### [Goal of the exercise]
Write each line out again exactly as written.

Records from a data collection
● ● ● ● ●
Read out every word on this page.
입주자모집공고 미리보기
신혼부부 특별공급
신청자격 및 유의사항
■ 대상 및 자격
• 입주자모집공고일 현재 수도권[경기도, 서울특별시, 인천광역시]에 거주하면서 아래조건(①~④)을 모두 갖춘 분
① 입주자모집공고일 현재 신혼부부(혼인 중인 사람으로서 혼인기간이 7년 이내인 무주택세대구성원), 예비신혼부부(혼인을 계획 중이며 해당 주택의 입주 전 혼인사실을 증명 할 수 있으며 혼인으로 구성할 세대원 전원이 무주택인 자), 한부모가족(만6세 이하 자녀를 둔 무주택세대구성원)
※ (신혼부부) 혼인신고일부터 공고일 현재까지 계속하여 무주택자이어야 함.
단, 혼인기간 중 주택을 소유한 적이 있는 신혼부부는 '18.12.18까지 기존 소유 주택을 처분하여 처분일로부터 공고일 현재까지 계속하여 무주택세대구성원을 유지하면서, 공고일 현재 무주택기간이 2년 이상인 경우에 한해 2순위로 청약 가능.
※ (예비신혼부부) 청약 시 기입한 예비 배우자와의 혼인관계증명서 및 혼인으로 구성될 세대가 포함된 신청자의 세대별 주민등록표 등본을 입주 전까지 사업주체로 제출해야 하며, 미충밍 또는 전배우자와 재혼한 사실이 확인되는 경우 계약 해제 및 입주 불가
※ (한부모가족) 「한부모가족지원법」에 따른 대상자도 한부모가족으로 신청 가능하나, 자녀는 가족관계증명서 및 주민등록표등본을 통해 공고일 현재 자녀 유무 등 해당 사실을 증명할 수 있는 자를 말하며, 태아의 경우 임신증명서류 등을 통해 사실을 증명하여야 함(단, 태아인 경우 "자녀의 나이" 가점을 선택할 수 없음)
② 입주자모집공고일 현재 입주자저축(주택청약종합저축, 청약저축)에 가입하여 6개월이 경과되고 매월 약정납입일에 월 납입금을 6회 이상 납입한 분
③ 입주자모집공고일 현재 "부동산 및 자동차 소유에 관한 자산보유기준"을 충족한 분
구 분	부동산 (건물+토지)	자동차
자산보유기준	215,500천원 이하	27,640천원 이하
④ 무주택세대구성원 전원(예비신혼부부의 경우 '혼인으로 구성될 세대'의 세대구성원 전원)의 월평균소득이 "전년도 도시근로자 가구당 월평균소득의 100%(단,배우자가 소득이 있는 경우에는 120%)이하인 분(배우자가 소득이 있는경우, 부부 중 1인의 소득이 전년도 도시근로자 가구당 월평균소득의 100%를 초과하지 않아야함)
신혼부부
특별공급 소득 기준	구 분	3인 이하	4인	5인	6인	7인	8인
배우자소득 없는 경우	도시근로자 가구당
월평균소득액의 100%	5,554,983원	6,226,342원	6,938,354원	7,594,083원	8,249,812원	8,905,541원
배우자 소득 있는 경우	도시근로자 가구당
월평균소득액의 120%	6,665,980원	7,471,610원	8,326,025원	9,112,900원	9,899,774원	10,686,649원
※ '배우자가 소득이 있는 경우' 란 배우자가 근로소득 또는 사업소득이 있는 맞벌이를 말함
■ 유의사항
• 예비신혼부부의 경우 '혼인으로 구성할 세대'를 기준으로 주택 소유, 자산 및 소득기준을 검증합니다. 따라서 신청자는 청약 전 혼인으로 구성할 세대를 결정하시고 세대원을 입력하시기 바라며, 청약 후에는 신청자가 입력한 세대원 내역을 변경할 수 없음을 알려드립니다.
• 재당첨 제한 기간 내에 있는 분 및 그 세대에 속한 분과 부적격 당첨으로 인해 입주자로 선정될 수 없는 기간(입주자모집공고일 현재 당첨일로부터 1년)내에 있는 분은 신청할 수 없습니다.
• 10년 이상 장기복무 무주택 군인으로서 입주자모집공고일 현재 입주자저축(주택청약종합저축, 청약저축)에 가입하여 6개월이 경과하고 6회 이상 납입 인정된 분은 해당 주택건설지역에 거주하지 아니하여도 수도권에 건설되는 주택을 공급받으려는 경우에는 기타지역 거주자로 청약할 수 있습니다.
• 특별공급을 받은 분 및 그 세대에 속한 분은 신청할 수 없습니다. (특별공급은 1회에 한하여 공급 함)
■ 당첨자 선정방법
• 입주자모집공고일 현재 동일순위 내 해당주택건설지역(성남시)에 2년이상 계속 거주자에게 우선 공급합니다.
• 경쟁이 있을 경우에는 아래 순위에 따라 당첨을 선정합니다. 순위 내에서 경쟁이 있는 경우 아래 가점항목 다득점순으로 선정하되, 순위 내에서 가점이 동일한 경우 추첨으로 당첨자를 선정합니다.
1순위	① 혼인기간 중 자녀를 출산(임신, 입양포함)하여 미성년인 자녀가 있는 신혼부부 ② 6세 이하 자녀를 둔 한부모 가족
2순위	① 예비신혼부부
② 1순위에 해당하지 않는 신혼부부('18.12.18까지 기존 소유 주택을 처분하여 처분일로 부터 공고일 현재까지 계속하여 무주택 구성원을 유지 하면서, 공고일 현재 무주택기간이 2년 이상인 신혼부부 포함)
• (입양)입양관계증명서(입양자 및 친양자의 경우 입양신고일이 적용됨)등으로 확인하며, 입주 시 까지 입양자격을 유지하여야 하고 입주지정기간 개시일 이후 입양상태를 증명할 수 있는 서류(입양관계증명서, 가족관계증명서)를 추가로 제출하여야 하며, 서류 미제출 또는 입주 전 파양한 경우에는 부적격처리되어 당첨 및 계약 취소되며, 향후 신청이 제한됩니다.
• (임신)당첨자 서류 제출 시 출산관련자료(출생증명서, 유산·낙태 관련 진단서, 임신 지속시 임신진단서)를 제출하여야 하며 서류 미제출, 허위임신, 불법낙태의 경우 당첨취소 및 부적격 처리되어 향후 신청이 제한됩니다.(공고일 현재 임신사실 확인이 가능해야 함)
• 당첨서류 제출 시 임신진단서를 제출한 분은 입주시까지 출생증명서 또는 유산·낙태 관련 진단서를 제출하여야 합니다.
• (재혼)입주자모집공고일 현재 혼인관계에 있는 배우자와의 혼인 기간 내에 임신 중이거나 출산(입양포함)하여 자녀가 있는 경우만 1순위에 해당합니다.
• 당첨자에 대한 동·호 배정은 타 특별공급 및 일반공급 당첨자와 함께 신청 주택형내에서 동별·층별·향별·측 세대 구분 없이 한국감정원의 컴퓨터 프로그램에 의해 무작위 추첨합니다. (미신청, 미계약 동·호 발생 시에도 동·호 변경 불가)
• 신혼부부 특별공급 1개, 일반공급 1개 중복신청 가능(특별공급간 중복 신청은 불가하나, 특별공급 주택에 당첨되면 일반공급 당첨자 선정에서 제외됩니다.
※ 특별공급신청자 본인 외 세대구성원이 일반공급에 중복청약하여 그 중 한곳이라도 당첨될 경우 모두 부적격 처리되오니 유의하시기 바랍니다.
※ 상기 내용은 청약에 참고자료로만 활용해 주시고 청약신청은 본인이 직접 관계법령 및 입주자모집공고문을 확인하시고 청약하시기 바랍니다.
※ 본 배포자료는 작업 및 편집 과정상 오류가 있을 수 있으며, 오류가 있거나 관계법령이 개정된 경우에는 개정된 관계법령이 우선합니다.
● ● ● ● ●
### [Reply]
Read out every word on this page.
입주자모집공고 미리보기
신혼부부 특별공급
신청자격 및 유의사항
■ 대상 및 자격
• 입주자모집공고일 현재 수도권[경기도, 서울특별시, 인천광역시]에 거주하면서 아래조건(①~④)을 모두 갖춘 분
① 입주자모집공고일 현재 신혼부부(혼인 중인 사람으로서 혼인기간이 7년 이내인 무주택세대구성원), 예비신혼부부(혼인을 계획 중이며 해당 주택의 입주 전 혼인사실을 증명 할 수 있으며 혼인으로 구성할 세대원 전원이 무주택인 자), 한부모가족(만6세 이하 자녀를 둔 무주택세대구성원)
※ (신혼부부) 혼인신고일부터 공고일 현재까지 계속하여 무주택자이어야 함.
단, 혼인기간 중 주택을 소유한 적이 있는 신혼부부는 '18.12.18까지 기존 소유 주택을 처분하여 처분일로부터 공고일 현재까지 계속하여 무주택세대구성원을 유지하면서, 공고일 현재 무주택기간이 2년 이상인 경우에 한해 2순위로 청약 가능.
※ (예비신혼부부) 청약 시 기입한 예비 배우자와의 혼인관계증명서 및 혼인으로 구성될 세대가 포함된 신청자의 세대별 주민등록표 등본을 입주 전까지 사업주체로 제출해야 하며, 미충밍 또는 전배우자와 재혼한 사실이 확인되는 경우 계약 해제 및 입주 불가
※ (한부모가족) 「한부모가족지원법」에 따른 대상자도 한부모가족으로 신청 가능하나, 자녀는 가족관계증명서 및 주민등록표등본을 통해 공고일 현재 자녀 유무 등 해당 사실을 증명할 수 있는 자를 말하며, 태아의 경우 임신증명서류 등을 통해 사실을 증명하여야 함(단, 태아인 경우 "자녀의 나이" 가점을 선택할 수 없음)
② 입주자모집공고일 현재 입주자저축(주택청약종합저축, 청약저축)에 가입하여 6개월이 경과되고 매월 약정납입일에 월 납입금을 6회 이상 납입한 분
③ 입주자모집공고일 현재 "부동산 및 자동차 소유에 관한 자산보유기준"을 충족한 분
구 분	부동산 (건물+토지)	자동차
자산보유기준	215,500천원 이하	27,640천원 이하
④ 무주택세대구성원 전원(예비신혼부부의 경우 '혼인으로 구성될 세대'의 세대구성원 전원)의 월평균소득이 "전년도 도시근로자 가구당 월평균소득의 100%(단,배우자가 소득이 있는 경우에는 120%)이하인 분(배우자가 소득이 있는경우, 부부 중 1인의 소득이 전년도 도시근로자 가구당 월평균소득의 100%를 초과하지 않아야함)
신혼부부
특별공급 소득 기준	구 분	3인 이하	4인	5인	6인	7인	8인
배우자소득 없는 경우	도시근로자 가구당
월평균소득액의 100%	5,554,983원	6,226,342원	6,938,354원	7,594,083원	8,249,812원	8,905,541원
배우자 소득 있는 경우	도시근로자 가구당
월평균소득액의 120%	6,665,980원	7,471,610원	8,326,025원	9,112,900원	9,899,774원	10,686,649원
※ '배우자가 소득이 있는 경우' 란 배우자가 근로소득 또는 사업소득이 있는 맞벌이를 말함
■ 유의사항
• 예비신혼부부의 경우 '혼인으로 구성할 세대'를 기준으로 주택 소유, 자산 및 소득기준을 검증합니다. 따라서 신청자는 청약 전 혼인으로 구성할 세대를 결정하시고 세대원을 입력하시기 바라며, 청약 후에는 신청자가 입력한 세대원 내역을 변경할 수 없음을 알려드립니다.
• 재당첨 제한 기간 내에 있는 분 및 그 세대에 속한 분과 부적격 당첨으로 인해 입주자로 선정될 수 없는 기간(입주자모집공고일 현재 당첨일로부터 1년)내에 있는 분은 신청할 수 없습니다.
• 10년 이상 장기복무 무주택 군인으로서 입주자모집공고일 현재 입주자저축(주택청약종합저축, 청약저축)에 가입하여 6개월이 경과하고 6회 이상 납입 인정된 분은 해당 주택건설지역에 거주하지 아니하여도 수도권에 건설되는 주택을 공급받으려는 경우에는 기타지역 거주자로 청약할 수 있습니다.
• 특별공급을 받은 분 및 그 세대에 속한 분은 신청할 수 없습니다. (특별공급은 1회에 한하여 공급 함)
■ 당첨자 선정방법
• 입주자모집공고일 현재 동일순위 내 해당주택건설지역(성남시)에 2년이상 계속 거주자에게 우선 공급합니다.
• 경쟁이 있을 경우에는 아래 순위에 따라 당첨을 선정합니다. 순위 내에서 경쟁이 있는 경우 아래 가점항목 다득점순으로 선정하되, 순위 내에서 가점이 동일한 경우 추첨으로 당첨자를 선정합니다.
1순위	① 혼인기간 중 자녀를 출산(임신, 입양포함)하여 미성년인 자녀가 있는 신혼부부 ② 6세 이하 자녀를 둔 한부모 가족
2순위	① 예비신혼부부
② 1순위에 해당하지 않는 신혼부부('18.12.18까지 기존 소유 주택을 처분하여 처분일로 부터 공고일 현재까지 계속하여 무주택 구성원을 유지 하면서, 공고일 현재 무주택기간이 2년 이상인 신혼부부 포함)
• (입양)입양관계증명서(입양자 및 친양자의 경우 입양신고일이 적용됨)등으로 확인하며, 입주 시 까지 입양자격을 유지하여야 하고 입주지정기간 개시일 이후 입양상태를 증명할 수 있는 서류(입양관계증명서, 가족관계증명서)를 추가로 제출하여야 하며, 서류 미제출 또는 입주 전 파양한 경우에는 부적격처리되어 당첨 및 계약 취소되며, 향후 신청이 제한됩니다.
• (임신)당첨자 서류 제출 시 출산관련자료(출생증명서, 유산·낙태 관련 진단서, 임신 지속시 임신진단서)를 제출하여야 하며 서류 미제출, 허위임신, 불법낙태의 경우 당첨취소 및 부적격 처리되어 향후 신청이 제한됩니다.(공고일 현재 임신사실 확인이 가능해야 함)
• 당첨서류 제출 시 임신진단서를 제출한 분은 입주시까지 출생증명서 또는 유산·낙태 관련 진단서를 제출하여야 합니다.
• (재혼)입주자모집공고일 현재 혼인관계에 있는 배우자와의 혼인 기간 내에 임신 중이거나 출산(입양포함)하여 자녀가 있는 경우만 1순위에 해당합니다.
• 당첨자에 대한 동·호 배정은 타 특별공급 및 일반공급 당첨자와 함께 신청 주택형내에서 동별·층별·향별·측 세대 구분 없이 한국감정원의 컴퓨터 프로그램에 의해 무작위 추첨합니다. (미신청, 미계약 동·호 발생 시에도 동·호 변경 불가)
• 신혼부부 특별공급 1개, 일반공급 1개 중복신청 가능(특별공급간 중복 신청은 불가하나, 특별공급 주택에 당첨되면 일반공급 당첨자 선정에서 제외됩니다.
※ 특별공급신청자 본인 외 세대구성원이 일반공급에 중복청약하여 그 중 한곳이라도 당첨될 경우 모두 부적격 처리되오니 유의하시기 바랍니다.
※ 상기 내용은 청약에 참고자료로만 활용해 주시고 청약신청은 본인이 직접 관계법령 및 입주자모집공고문을 확인하시고 청약하시기 바랍니다.
※ 본 배포자료는 작업 및 편집 과정상 오류가 있을 수 있으며, 오류가 있거나 관계법령이 개정된 경우에는 개정된 관계법령이 우선합니다.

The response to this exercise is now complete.